Copy the entries exactly, from the start of the records through the line containing "news-title: 春节假期，小客车免费通行9天！包括除夕 bbox=[16, 870, 320, 933]", inclusive.

▼▼▼

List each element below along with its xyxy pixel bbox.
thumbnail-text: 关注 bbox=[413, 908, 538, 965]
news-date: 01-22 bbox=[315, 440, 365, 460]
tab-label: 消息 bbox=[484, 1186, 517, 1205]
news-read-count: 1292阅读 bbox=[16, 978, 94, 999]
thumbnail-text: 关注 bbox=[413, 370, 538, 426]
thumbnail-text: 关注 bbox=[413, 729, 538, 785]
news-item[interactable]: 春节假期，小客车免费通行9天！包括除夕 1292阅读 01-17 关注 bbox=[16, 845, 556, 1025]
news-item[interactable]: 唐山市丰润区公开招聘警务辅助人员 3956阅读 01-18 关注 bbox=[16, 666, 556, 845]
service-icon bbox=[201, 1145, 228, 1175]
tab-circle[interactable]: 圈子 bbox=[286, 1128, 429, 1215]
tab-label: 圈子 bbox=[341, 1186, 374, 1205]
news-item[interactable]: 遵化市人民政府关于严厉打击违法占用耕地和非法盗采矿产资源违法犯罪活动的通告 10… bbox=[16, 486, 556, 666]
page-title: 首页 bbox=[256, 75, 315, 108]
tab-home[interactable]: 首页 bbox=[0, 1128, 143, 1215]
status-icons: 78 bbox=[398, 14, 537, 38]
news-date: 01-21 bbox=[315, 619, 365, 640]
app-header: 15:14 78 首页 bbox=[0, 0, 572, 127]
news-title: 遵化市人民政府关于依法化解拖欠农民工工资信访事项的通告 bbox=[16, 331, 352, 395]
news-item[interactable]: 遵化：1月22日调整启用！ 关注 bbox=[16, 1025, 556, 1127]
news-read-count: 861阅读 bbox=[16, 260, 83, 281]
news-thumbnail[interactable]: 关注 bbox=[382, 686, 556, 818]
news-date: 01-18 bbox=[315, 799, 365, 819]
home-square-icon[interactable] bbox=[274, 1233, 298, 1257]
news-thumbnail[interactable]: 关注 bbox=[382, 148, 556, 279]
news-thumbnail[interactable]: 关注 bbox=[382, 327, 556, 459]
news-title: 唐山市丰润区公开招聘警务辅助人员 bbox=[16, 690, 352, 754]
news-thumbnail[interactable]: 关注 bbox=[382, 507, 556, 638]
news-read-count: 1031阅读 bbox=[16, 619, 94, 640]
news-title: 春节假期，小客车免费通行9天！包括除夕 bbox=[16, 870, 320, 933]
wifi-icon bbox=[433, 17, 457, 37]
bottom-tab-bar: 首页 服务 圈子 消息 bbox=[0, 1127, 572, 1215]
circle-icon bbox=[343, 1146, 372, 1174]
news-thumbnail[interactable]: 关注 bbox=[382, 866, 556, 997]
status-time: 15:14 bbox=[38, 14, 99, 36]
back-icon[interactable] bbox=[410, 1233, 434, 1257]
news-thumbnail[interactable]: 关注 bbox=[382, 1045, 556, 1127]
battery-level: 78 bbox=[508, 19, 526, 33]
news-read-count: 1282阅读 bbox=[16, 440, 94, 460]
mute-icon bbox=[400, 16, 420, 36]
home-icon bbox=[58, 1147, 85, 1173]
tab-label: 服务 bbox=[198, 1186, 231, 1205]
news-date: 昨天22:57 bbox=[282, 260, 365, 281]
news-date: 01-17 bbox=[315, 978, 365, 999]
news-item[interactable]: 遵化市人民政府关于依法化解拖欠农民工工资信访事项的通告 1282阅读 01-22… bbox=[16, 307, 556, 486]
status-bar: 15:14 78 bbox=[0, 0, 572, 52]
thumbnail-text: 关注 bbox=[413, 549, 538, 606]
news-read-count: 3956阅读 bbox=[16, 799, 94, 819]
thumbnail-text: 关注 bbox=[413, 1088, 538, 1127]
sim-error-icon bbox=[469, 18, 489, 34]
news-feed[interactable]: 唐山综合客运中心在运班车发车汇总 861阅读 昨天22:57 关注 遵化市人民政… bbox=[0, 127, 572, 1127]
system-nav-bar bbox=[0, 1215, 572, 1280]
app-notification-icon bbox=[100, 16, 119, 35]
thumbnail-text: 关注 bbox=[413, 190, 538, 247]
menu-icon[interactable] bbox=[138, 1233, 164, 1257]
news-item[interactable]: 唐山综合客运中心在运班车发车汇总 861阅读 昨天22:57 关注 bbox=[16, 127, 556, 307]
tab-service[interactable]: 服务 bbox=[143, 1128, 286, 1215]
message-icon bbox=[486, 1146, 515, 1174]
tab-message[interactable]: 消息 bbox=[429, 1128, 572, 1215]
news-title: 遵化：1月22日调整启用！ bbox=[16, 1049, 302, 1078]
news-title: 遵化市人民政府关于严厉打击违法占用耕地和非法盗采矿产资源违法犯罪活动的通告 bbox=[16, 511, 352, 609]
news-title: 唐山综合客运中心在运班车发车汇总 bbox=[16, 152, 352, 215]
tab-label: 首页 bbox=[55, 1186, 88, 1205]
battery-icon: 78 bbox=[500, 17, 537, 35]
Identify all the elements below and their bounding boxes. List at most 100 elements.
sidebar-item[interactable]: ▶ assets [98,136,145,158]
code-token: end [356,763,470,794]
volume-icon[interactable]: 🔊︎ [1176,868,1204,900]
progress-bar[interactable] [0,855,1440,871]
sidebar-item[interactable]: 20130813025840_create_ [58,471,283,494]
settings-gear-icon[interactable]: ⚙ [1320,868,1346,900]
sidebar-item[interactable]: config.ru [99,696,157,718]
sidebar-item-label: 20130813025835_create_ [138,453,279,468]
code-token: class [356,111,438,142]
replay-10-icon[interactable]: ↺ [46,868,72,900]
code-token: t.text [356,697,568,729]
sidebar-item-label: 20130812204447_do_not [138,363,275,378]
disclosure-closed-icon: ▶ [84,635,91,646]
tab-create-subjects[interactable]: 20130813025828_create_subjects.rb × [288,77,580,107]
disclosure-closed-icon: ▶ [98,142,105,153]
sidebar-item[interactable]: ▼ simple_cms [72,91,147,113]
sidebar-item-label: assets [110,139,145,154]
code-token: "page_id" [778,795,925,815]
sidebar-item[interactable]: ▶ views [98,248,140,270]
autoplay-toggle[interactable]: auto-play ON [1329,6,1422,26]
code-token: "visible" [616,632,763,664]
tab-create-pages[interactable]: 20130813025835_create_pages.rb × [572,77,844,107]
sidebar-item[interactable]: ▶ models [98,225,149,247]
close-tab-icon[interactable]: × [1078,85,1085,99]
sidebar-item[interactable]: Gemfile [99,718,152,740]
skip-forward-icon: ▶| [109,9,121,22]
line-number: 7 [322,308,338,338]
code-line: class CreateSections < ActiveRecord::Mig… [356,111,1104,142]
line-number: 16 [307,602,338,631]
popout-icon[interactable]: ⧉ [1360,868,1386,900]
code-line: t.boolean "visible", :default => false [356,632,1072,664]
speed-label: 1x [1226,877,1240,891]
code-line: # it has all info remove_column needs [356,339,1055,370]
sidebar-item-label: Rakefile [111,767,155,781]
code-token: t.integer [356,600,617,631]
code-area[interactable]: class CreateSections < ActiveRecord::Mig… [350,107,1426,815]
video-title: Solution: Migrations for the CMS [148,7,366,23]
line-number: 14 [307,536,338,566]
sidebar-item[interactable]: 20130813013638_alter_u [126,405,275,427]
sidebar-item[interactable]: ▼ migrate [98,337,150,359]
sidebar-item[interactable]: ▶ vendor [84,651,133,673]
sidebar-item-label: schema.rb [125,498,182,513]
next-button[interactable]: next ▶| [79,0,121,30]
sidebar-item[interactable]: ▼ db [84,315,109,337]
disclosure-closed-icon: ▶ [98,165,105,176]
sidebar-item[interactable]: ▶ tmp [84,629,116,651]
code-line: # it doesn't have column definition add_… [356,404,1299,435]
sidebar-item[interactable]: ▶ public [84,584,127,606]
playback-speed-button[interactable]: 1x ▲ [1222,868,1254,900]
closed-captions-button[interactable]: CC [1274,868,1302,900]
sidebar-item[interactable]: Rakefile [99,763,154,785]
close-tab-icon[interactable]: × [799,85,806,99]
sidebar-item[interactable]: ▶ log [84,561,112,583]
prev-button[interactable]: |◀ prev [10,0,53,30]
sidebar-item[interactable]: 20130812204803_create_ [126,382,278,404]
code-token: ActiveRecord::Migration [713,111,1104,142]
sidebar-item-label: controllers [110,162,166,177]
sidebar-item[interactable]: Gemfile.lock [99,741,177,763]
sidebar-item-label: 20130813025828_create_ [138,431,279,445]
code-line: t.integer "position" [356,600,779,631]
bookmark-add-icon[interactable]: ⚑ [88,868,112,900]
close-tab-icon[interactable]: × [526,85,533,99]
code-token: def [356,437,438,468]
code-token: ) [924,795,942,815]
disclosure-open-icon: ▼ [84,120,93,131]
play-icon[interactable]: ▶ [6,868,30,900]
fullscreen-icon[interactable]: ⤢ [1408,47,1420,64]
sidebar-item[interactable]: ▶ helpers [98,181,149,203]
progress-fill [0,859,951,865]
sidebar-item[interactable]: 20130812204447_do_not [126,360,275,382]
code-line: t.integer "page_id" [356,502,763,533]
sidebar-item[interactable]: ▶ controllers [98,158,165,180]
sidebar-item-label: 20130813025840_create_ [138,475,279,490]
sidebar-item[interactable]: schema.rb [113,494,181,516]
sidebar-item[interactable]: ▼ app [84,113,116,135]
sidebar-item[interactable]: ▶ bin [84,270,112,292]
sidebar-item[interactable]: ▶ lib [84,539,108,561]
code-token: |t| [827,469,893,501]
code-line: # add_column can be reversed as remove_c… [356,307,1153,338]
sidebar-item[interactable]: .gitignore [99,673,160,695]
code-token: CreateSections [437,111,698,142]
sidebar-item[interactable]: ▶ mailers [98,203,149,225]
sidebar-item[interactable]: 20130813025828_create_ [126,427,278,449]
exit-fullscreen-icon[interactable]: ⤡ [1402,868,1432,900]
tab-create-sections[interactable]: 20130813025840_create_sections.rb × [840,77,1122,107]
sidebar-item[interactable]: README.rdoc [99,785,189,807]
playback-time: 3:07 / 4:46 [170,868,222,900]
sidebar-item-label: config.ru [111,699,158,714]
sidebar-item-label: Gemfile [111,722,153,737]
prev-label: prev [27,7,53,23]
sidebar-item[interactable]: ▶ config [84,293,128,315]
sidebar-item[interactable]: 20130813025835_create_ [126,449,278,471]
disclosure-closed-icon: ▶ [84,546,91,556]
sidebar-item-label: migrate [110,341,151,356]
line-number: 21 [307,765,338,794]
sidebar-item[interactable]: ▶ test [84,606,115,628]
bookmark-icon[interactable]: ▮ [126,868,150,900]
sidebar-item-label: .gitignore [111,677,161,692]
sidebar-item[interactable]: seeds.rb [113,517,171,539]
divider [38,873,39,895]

▲▲▲

Completed task —
List each element below along with its xyxy pixel bbox.
thumbnail-text: 关注 bbox=[413, 908, 538, 965]
news-date: 01-22 bbox=[315, 440, 365, 460]
tab-label: 消息 bbox=[484, 1186, 517, 1205]
news-read-count: 1292阅读 bbox=[16, 978, 94, 999]
thumbnail-text: 关注 bbox=[413, 370, 538, 426]
thumbnail-text: 关注 bbox=[413, 729, 538, 785]
news-item[interactable]: 春节假期，小客车免费通行9天！包括除夕 1292阅读 01-17 关注 bbox=[16, 845, 556, 1025]
news-item[interactable]: 唐山市丰润区公开招聘警务辅助人员 3956阅读 01-18 关注 bbox=[16, 666, 556, 845]
service-icon bbox=[201, 1145, 228, 1175]
tab-circle[interactable]: 圈子 bbox=[286, 1128, 429, 1215]
tab-label: 圈子 bbox=[341, 1186, 374, 1205]
news-item[interactable]: 遵化市人民政府关于严厉打击违法占用耕地和非法盗采矿产资源违法犯罪活动的通告 10… bbox=[16, 486, 556, 666]
page-title: 首页 bbox=[256, 75, 315, 108]
tab-home[interactable]: 首页 bbox=[0, 1128, 143, 1215]
status-icons: 78 bbox=[398, 14, 537, 38]
news-date: 01-21 bbox=[315, 619, 365, 640]
app-header: 15:14 78 首页 bbox=[0, 0, 572, 127]
news-title: 遵化市人民政府关于依法化解拖欠农民工工资信访事项的通告 bbox=[16, 331, 352, 395]
news-item[interactable]: 遵化：1月22日调整启用！ 关注 bbox=[16, 1025, 556, 1127]
news-read-count: 861阅读 bbox=[16, 260, 83, 281]
news-thumbnail[interactable]: 关注 bbox=[382, 686, 556, 818]
news-date: 01-18 bbox=[315, 799, 365, 819]
home-square-icon[interactable] bbox=[274, 1233, 298, 1257]
news-thumbnail[interactable]: 关注 bbox=[382, 148, 556, 279]
news-thumbnail[interactable]: 关注 bbox=[382, 327, 556, 459]
news-title: 唐山市丰润区公开招聘警务辅助人员 bbox=[16, 690, 352, 754]
news-thumbnail[interactable]: 关注 bbox=[382, 507, 556, 638]
news-read-count: 1031阅读 bbox=[16, 619, 94, 640]
news-title: 春节假期，小客车免费通行9天！包括除夕 bbox=[16, 870, 320, 933]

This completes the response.